**Using the information**
**1.** Write out the passage of the article on Shelby Dressel that opens with the words containing "Shelby Kathleen Dressel (born" and closes with "Cowell in particular.", copying it exactly.
**2.** Answer these questions using the article on Shelby Dressel.
(a) In what city did Dressel have her initial audition for American Idol?
(b) What is her father's occupation?
(c) In what year did she graduate from Avon Park High School?

**Page extract**
■ ■ ■ ■

Background information
- Born: Shelby Kathleen Dressel October 25, 1990 (age 35)
- Origin: Avon Park, Florida, United States
- Genres: Country
- Occupations: Singer-songwriter, musician
- Instruments: Vocals, acoustic guitar, harmonica
- Years active: 2003-present
- Label: Unsigned
- Website: Official website

= Shelby Dressel =

American singer-songwriter

Shelby Kathleen Dressel (born October 25, 1990 ) is an American country singer-songwriter from Avon Park, Florida, who made the top 46 on the ninth season of American Idol. Describing Dressel's ambitions, Rachel Pleasant Chambliss of Lakeland, Florida's "The Ledger" wrote, "At 19, Shelby Dressel still has a lot of things to figure out. Singing isn't one of them. She's been singing her whole life, and there's not a single doubt in her mind that singing is what she wants to do for a living." Dressel was born with an undeveloped 7th cranial nerve, leaving the right side of her face paralyzed. Overcoming this condition, Dressel had a successful initial audition for American Idol in Orlando, Florida. In spite of her elimination from the show, Dressel's "beautiful voice" had an immediate impact on the Idol judges and on Simon Cowell in particular.

==Biography==

===Early life===
Dressel was a waitress at Bob Evans in Sebring, Florida before she left Florida to head to Hollywood for the filming of American Idol. She was raised on a dairy farm in Avon Park, Florida. Her father, Gary Dressel, is an agriculture instructor; and her mother Kathleen Dressel a paralegal. Her parents divorced when Dressel was young. She has 12 siblings from a blended family. Her father, Gary, sings and plays the guitar, so music was a part of Dressel's life since childhood. Other musical members of her family include: some of her brothers who play the acoustic guitar; a grandmother who plays the piano; and a maternal grandfather who played both the piano and the fiddle. In middle school, Dressel took up the sport of golf and continued that through high school. She also played soccer throughout high school. Dressel attended Avon Park High School, where she graduated in 2009. She was 2nd runner-up for the spot of homecoming queen. After graduating from high school, she enrolled at South Florida Community College During an interview with Ocala Style Magazine, Dressel mentioned that she is still at college working on an Associate's Degree (otherwise known as Associate of the Arts), as she continues to pursue her music career. On August 21, 2010, an interview aired on WFHT 1390am, with co-hosts Liz and Lin. During that broadcast, Dressel stated she is enrolling in an online schooling program to earn her degree, due to the possibility of her future relocation.

■ ■ ■ ■

**Entries drawn from a collection**
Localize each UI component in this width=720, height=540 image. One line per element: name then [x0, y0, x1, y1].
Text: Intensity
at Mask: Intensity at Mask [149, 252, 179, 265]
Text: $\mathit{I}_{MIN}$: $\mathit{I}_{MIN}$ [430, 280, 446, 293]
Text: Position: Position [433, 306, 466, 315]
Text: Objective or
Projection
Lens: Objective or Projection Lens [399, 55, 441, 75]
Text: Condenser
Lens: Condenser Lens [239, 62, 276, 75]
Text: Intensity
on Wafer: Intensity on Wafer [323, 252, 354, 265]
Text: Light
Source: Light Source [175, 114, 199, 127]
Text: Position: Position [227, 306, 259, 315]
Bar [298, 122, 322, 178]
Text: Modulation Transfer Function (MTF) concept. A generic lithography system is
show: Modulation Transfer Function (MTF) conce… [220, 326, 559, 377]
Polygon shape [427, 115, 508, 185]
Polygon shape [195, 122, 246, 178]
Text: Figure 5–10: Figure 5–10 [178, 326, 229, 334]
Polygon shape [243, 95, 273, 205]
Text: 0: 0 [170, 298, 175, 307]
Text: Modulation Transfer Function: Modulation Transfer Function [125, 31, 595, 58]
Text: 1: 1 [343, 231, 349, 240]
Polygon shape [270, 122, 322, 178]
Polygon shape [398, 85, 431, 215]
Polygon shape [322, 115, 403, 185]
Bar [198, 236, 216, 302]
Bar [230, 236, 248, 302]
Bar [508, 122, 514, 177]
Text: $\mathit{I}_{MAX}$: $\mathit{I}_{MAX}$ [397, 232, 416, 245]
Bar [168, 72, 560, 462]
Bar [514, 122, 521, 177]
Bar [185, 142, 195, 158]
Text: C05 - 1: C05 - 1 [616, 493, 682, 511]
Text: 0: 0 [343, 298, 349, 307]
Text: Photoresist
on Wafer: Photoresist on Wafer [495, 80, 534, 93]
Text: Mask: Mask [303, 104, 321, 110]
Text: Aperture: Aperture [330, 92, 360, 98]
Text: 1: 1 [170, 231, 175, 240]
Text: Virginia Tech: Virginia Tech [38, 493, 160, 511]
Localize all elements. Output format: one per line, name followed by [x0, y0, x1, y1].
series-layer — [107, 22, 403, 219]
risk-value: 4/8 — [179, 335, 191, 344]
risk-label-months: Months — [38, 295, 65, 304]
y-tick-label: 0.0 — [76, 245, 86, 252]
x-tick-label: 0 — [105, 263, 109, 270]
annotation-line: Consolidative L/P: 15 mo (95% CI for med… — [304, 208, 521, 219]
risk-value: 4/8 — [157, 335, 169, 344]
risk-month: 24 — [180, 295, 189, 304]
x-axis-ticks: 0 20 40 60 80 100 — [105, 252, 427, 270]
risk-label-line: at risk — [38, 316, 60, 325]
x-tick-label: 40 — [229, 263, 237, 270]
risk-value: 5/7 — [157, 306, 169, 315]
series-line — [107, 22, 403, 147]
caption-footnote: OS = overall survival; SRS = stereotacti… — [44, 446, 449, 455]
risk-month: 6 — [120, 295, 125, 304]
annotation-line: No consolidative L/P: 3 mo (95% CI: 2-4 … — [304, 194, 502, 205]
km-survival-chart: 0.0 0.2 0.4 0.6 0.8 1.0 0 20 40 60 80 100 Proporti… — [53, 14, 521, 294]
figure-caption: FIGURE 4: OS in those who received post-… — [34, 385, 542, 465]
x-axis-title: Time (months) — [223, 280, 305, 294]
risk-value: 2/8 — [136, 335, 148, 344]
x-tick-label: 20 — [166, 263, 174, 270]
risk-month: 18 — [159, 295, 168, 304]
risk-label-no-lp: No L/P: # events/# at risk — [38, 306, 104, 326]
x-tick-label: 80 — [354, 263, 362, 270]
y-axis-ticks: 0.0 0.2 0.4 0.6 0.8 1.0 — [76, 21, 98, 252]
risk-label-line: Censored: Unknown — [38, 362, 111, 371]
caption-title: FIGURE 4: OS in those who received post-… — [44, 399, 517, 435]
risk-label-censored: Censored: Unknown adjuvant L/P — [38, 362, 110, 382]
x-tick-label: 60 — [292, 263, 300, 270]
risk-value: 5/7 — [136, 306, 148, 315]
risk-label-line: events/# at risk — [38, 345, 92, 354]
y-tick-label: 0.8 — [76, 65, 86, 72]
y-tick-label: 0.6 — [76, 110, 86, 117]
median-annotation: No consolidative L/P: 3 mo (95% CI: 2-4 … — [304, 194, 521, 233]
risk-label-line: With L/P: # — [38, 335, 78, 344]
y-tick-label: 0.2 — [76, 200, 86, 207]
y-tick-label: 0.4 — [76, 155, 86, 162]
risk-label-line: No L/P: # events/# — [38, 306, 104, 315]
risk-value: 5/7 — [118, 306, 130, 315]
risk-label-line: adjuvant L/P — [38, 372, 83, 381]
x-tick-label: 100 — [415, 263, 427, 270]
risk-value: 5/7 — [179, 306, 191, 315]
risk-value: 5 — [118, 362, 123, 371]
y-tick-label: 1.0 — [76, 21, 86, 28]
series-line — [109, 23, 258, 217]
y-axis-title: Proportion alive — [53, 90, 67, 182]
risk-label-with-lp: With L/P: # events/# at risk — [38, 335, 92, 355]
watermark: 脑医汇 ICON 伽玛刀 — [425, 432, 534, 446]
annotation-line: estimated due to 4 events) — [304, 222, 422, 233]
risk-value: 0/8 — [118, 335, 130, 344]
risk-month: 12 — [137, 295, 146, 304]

■ ■ ■ ■

**Per-task answers**
**1.**
Shelby Kathleen Dressel (born October 25, 1990 ) is an American country singer-songwriter from Avon Park, Florida, who made the top 46 on the ninth season of American Idol. Describing Dressel's ambitions, Rachel Pleasant Chambliss of Lakeland, Florida's "The Ledger" wrote, "At 19, Shelby Dressel still has a lot of things to figure out. Singing isn't one of them. She's been singing her whole life, and there's not a single doubt in her mind that singing is what she wants to do for a living." Dressel was born with an undeveloped 7th cranial nerve, leaving the right side of her face paralyzed. Overcoming this condition, Dressel had a successful initial audition for American Idol in Orlando, Florida. In spite of her elimination from the show, Dressel's "beautiful voice" had an immediate impact on the Idol judges and on Simon Cowell in particular.

**2.**
(a) Orlando, Florida
(b) Agriculture instructor
(c) 2009